# EXERCISE DESCRIPTION
Every line in the listing is to be echoed verbatim.

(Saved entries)
-- start --

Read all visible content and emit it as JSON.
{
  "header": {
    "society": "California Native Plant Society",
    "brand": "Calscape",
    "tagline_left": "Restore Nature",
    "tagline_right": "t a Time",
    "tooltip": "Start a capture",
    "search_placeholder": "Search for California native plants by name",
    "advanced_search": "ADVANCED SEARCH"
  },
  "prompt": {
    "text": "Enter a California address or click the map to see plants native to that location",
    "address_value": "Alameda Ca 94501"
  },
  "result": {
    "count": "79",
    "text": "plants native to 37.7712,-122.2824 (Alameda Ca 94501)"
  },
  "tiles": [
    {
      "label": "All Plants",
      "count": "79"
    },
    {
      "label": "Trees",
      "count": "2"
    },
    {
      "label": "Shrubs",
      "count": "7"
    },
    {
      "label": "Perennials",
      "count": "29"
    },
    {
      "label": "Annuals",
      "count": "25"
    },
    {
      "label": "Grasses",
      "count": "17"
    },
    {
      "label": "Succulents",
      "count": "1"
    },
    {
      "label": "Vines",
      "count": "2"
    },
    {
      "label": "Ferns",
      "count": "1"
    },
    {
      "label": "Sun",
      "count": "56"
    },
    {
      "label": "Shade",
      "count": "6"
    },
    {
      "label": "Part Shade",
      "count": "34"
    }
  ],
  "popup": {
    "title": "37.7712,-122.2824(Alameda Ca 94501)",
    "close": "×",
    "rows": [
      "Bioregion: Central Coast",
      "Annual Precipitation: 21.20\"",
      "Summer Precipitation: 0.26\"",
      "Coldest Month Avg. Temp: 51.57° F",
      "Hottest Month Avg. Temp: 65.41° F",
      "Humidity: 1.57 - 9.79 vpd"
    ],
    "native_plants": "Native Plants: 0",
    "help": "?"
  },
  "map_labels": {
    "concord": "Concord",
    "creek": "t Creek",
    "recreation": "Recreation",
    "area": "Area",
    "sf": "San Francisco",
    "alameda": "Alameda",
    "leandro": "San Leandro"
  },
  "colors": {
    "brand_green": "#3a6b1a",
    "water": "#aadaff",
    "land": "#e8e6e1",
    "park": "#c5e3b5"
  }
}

-- end --

# PROBLEM SOLUTION
Read all visible content and emit it as JSON.
{
  "header": {
    "society": "California Native Plant Society",
    "brand": "Calscape",
    "tagline_left": "Restore Nature",
    "tagline_right": "t a Time",
    "tooltip": "Start a capture",
    "search_placeholder": "Search for California native plants by name",
    "advanced_search": "ADVANCED SEARCH"
  },
  "prompt": {
    "text": "Enter a California address or click the map to see plants native to that location",
    "address_value": "Alameda Ca 94501"
  },
  "result": {
    "count": "79",
    "text": "plants native to 37.7712,-122.2824 (Alameda Ca 94501)"
  },
  "tiles": [
    {
      "label": "All Plants",
      "count": "79"
    },
    {
      "label": "Trees",
      "count": "2"
    },
    {
      "label": "Shrubs",
      "count": "7"
    },
    {
      "label": "Perennials",
      "count": "29"
    },
    {
      "label": "Annuals",
      "count": "25"
    },
    {
      "label": "Grasses",
      "count": "17"
    },
    {
      "label": "Succulents",
      "count": "1"
    },
    {
      "label": "Vines",
      "count": "2"
    },
    {
      "label": "Ferns",
      "count": "1"
    },
    {
      "label": "Sun",
      "count": "56"
    },
    {
      "label": "Shade",
      "count": "6"
    },
    {
      "label": "Part Shade",
      "count": "34"
    }
  ],
  "popup": {
    "title": "37.7712,-122.2824(Alameda Ca 94501)",
    "close": "×",
    "rows": [
      "Bioregion: Central Coast",
      "Annual Precipitation: 21.20\"",
      "Summer Precipitation: 0.26\"",
      "Coldest Month Avg. Temp: 51.57° F",
      "Hottest Month Avg. Temp: 65.41° F",
      "Humidity: 1.57 - 9.79 vpd"
    ],
    "native_plants": "Native Plants: 0",
    "help": "?"
  },
  "map_labels": {
    "concord": "Concord",
    "creek": "t Creek",
    "recreation": "Recreation",
    "area": "Area",
    "sf": "San Francisco",
    "alameda": "Alameda",
    "leandro": "San Leandro"
  },
  "colors": {
    "brand_green": "#3a6b1a",
    "water": "#aadaff",
    "land": "#e8e6e1",
    "park": "#c5e3b5"
  }
}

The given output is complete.